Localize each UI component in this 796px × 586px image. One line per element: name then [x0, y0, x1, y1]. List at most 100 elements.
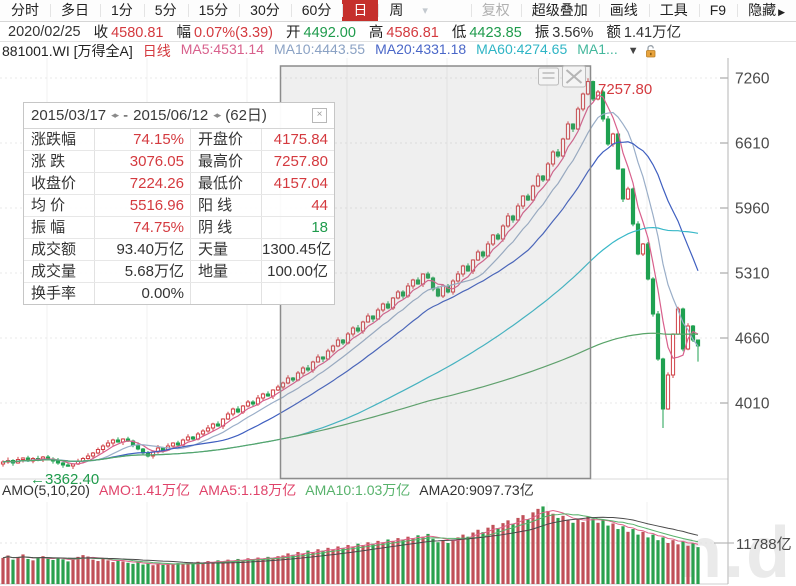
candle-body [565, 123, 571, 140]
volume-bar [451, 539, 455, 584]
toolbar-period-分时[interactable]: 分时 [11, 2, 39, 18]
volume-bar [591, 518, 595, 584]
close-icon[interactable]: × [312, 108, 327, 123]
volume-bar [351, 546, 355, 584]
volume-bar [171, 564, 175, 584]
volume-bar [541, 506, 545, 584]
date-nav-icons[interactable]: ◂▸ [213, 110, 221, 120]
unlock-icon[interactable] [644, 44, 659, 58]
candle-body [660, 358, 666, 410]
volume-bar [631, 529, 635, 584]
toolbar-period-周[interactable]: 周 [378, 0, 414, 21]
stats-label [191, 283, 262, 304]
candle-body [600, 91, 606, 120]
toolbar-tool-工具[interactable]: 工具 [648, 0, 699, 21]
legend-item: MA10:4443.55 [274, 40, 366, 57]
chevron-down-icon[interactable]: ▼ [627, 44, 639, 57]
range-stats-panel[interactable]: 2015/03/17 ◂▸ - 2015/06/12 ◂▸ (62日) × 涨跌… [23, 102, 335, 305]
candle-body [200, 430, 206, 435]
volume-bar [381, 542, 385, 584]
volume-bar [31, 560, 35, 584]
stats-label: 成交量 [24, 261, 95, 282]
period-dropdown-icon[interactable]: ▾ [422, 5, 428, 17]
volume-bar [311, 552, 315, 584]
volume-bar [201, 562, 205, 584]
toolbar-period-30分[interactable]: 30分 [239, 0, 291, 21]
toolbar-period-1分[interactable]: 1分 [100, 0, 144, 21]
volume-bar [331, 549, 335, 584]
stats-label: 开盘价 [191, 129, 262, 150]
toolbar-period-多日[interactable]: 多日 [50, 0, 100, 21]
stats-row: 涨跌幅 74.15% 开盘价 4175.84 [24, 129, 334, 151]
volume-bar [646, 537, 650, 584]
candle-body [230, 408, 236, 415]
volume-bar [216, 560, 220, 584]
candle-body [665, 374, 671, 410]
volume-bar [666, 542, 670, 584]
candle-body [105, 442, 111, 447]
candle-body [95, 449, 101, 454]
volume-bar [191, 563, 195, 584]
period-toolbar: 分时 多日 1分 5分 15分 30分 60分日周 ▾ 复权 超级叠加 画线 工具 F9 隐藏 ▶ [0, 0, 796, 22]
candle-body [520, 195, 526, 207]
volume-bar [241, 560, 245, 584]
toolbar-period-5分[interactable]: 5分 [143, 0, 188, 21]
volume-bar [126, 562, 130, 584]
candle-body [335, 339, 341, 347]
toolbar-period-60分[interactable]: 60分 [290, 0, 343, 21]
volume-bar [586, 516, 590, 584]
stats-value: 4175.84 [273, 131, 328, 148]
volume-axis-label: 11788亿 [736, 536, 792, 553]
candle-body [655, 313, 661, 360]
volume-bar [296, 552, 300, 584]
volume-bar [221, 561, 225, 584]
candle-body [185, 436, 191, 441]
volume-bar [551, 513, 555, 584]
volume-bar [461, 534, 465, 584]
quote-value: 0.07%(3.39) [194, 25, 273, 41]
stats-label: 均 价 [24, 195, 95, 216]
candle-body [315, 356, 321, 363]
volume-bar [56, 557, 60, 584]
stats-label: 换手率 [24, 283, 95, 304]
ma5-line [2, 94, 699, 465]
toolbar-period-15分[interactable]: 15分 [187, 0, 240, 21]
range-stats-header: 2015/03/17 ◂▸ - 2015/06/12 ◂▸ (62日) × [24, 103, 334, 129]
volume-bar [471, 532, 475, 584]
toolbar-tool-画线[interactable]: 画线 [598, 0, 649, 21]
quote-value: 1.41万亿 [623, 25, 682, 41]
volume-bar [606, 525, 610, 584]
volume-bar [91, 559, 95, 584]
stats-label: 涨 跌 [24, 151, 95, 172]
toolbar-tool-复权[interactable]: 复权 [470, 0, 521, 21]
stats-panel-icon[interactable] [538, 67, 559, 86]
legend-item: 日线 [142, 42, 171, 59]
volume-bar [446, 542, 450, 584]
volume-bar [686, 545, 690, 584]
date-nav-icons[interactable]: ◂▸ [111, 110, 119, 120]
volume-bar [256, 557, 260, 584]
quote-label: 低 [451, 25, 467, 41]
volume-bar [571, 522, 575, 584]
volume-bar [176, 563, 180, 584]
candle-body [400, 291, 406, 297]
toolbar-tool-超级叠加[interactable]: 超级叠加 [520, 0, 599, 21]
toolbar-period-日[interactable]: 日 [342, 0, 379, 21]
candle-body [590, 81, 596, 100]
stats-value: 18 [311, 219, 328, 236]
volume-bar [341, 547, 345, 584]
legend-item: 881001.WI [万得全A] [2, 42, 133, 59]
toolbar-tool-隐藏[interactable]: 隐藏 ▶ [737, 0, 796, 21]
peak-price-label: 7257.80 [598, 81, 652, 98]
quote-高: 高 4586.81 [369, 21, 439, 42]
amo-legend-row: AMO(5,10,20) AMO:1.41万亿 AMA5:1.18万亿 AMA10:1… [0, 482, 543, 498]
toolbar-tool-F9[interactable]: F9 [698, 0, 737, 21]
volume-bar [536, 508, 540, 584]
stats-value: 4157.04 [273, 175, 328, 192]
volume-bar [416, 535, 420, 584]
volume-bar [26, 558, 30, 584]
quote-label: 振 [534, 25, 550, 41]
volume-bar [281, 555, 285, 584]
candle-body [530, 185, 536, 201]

============================================================

— Objective —
Can you set down the data above exactly as it appears, starting at the line that contains "candle-body [565, 123, 571, 140]" and ending at the line that contains "stats-label: 开盘价 [191, 129, 262, 150]"?

— Worked answer —
candle-body [565, 123, 571, 140]
volume-bar [451, 539, 455, 584]
toolbar-period-分时[interactable]: 分时 [11, 2, 39, 18]
volume-bar [591, 518, 595, 584]
close-icon[interactable]: × [312, 108, 327, 123]
volume-bar [351, 546, 355, 584]
volume-bar [171, 564, 175, 584]
volume-bar [541, 506, 545, 584]
date-nav-icons[interactable]: ◂▸ [213, 110, 221, 120]
unlock-icon[interactable] [644, 44, 659, 58]
candle-body [660, 358, 666, 410]
volume-bar [631, 529, 635, 584]
toolbar-period-周[interactable]: 周 [378, 0, 414, 21]
stats-label [191, 283, 262, 304]
candle-body [600, 91, 606, 120]
toolbar-tool-工具[interactable]: 工具 [648, 0, 699, 21]
legend-item: MA10:4443.55 [274, 40, 366, 57]
chevron-down-icon[interactable]: ▼ [627, 44, 639, 57]
range-stats-panel[interactable]: 2015/03/17 ◂▸ - 2015/06/12 ◂▸ (62日) × 涨跌… [23, 102, 335, 305]
candle-body [200, 430, 206, 435]
volume-bar [381, 542, 385, 584]
volume-bar [31, 560, 35, 584]
stats-label: 成交量 [24, 261, 95, 282]
period-dropdown-icon[interactable]: ▾ [422, 5, 428, 17]
volume-bar [311, 552, 315, 584]
volume-bar [201, 562, 205, 584]
toolbar-period-30分[interactable]: 30分 [239, 0, 291, 21]
toolbar-period-1分[interactable]: 1分 [100, 0, 144, 21]
volume-bar [331, 549, 335, 584]
stats-label: 开盘价 [191, 129, 262, 150]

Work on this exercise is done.